* start Entries supplied *

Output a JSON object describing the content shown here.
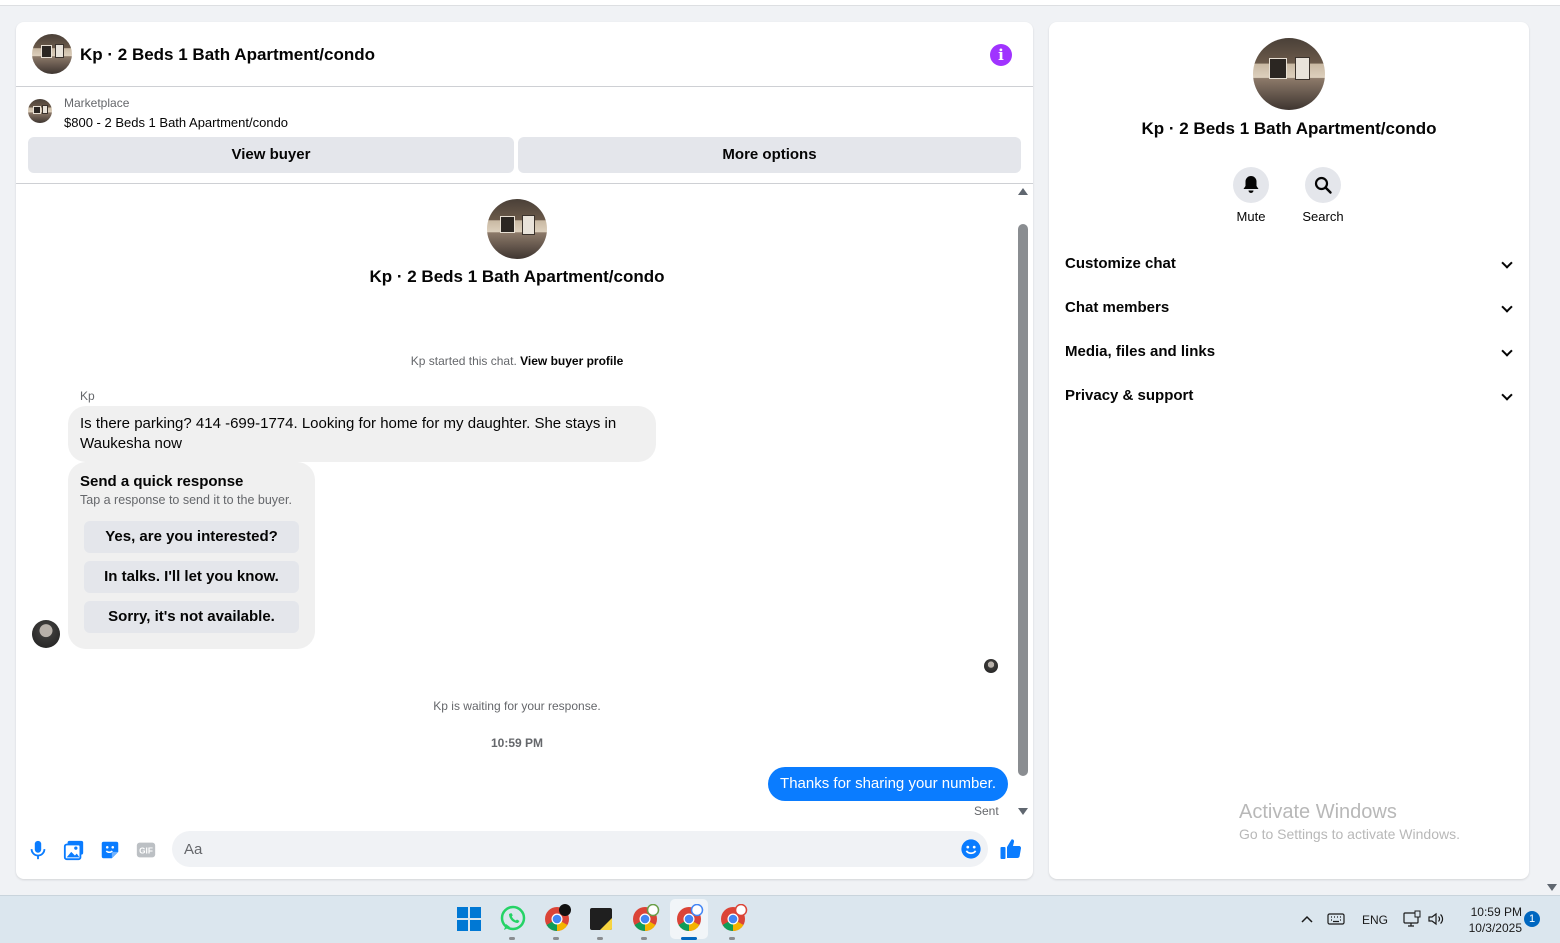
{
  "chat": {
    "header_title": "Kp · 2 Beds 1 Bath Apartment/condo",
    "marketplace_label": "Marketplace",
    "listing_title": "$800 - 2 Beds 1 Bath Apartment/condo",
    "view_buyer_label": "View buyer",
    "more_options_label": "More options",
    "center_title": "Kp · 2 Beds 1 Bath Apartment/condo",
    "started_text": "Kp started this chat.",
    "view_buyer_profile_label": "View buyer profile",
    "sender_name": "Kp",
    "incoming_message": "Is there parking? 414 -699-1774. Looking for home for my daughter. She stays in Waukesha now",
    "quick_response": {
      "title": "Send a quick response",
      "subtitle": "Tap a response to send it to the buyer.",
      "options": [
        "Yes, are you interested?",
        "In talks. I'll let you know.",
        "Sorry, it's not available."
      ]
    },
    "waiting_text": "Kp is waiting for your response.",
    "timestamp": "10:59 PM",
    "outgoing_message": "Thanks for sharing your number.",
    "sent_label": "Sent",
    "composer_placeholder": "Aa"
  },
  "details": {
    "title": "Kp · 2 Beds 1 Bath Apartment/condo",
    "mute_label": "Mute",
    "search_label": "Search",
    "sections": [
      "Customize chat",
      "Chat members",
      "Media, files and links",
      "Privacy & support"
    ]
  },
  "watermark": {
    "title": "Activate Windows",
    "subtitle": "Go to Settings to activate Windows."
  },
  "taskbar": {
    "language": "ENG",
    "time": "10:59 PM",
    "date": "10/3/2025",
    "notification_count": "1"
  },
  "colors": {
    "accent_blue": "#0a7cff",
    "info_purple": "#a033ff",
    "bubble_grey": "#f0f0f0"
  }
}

* end Entries supplied *
* start Entries supplied *

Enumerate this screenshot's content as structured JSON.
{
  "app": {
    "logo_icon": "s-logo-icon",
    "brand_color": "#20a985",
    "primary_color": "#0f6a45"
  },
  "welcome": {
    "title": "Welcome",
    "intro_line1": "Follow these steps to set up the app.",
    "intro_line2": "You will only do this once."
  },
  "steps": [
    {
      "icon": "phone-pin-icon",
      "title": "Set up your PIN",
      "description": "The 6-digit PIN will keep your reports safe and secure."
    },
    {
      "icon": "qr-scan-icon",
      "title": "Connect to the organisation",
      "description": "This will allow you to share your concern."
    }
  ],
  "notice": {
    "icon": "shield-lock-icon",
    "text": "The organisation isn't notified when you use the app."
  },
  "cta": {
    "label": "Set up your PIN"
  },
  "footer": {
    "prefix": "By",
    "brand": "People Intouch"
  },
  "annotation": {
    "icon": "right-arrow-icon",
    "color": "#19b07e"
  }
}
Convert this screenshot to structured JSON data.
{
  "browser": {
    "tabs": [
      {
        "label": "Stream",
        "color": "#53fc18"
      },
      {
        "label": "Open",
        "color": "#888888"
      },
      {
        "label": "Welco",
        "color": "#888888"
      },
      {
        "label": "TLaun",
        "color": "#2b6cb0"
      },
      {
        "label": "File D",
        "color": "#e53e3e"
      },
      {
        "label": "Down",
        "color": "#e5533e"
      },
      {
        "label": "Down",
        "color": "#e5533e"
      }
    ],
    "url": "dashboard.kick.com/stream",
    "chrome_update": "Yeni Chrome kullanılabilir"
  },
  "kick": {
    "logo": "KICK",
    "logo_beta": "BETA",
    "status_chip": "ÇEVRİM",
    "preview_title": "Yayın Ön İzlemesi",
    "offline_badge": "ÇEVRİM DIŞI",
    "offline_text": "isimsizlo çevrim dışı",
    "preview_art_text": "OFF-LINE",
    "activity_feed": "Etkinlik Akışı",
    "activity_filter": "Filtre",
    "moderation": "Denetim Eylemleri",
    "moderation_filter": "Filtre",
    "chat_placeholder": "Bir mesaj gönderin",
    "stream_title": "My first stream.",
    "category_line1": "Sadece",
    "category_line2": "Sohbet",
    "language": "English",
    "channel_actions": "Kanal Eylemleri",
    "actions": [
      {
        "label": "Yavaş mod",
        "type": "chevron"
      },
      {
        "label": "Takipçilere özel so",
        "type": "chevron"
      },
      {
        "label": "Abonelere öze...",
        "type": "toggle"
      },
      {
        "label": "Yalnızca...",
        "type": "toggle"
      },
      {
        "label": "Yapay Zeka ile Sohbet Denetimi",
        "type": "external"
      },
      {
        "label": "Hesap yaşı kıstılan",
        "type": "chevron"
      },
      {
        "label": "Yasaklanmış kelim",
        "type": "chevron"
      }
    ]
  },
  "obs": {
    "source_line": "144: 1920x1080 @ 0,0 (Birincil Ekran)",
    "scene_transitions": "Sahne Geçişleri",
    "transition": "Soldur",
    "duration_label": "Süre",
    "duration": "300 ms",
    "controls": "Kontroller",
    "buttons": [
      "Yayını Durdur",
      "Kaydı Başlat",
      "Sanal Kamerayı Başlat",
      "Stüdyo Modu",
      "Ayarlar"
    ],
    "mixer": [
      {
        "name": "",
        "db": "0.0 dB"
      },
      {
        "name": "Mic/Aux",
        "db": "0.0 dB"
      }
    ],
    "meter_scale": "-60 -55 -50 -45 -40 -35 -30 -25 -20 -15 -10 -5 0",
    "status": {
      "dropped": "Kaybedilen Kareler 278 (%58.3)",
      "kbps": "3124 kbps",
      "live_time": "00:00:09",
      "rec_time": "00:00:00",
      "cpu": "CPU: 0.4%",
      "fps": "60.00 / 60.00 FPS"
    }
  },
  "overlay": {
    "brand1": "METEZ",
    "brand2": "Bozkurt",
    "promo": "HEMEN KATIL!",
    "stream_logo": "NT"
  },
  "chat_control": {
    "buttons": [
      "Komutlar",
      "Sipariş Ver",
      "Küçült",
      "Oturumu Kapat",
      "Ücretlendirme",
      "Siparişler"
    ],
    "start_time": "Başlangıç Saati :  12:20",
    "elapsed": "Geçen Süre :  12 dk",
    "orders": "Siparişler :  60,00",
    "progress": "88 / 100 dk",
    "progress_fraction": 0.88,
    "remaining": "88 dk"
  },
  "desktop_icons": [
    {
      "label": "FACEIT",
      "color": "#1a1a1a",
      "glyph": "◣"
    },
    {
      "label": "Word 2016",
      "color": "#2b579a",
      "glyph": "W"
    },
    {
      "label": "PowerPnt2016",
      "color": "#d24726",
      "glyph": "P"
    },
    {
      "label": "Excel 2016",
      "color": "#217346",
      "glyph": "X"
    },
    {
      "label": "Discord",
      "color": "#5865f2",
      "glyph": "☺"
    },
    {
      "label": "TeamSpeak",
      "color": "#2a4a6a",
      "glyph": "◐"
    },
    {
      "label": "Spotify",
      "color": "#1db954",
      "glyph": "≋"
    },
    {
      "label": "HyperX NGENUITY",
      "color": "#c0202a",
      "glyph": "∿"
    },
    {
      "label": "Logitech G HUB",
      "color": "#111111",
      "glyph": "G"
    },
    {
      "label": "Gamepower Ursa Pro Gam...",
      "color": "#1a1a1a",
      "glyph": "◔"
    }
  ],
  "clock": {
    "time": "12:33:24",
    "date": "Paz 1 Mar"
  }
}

* end Entries supplied *

#### The task:
Find the lines that include the string "will", then copy each of them.

#### Full response:
    "intro_line2": "You will only do this once."
      "description": "The 6-digit PIN will keep your reports safe and secure."
      "description": "This will allow you to share your concern."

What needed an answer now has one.